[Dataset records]
^^^^

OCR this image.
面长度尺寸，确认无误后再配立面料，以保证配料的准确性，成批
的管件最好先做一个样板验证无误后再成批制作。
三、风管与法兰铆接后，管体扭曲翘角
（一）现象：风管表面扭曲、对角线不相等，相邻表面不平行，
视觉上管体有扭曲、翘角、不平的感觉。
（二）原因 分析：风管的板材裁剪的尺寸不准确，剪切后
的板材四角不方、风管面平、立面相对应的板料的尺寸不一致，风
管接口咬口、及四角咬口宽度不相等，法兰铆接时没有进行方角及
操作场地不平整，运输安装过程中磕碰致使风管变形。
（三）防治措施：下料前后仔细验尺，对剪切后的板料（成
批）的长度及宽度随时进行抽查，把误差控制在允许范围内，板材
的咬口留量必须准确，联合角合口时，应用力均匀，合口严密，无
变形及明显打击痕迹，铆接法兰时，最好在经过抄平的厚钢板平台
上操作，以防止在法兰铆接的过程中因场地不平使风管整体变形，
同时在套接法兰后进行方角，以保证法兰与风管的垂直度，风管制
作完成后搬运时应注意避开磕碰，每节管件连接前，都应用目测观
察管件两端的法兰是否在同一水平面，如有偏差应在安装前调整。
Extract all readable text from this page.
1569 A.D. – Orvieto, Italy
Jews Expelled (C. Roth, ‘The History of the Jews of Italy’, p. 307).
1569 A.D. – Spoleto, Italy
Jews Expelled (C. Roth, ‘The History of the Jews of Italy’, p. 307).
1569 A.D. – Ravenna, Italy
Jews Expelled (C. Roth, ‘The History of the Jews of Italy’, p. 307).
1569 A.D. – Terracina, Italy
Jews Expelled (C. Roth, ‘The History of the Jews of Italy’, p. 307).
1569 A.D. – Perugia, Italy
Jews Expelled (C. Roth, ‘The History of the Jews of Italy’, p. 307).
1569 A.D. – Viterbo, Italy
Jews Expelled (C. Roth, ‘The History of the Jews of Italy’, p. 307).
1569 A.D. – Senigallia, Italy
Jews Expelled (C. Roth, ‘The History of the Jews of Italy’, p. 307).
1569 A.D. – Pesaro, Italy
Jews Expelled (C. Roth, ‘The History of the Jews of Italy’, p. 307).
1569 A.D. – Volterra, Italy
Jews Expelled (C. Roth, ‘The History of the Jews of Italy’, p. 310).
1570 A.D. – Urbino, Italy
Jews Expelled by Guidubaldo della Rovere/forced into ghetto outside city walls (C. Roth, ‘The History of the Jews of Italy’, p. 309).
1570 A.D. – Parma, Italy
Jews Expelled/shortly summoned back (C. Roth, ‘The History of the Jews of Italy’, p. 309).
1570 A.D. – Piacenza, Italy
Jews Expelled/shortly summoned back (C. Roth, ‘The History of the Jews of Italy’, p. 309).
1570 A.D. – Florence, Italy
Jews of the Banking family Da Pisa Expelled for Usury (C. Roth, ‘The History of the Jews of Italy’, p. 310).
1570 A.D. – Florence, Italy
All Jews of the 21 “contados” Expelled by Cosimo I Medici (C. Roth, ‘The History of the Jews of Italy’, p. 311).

^^^^

(Exercise details): From the records above, pull out every line containing the word "this".

(Answer to the problem):
OCR this image.
Extract all readable text from this page.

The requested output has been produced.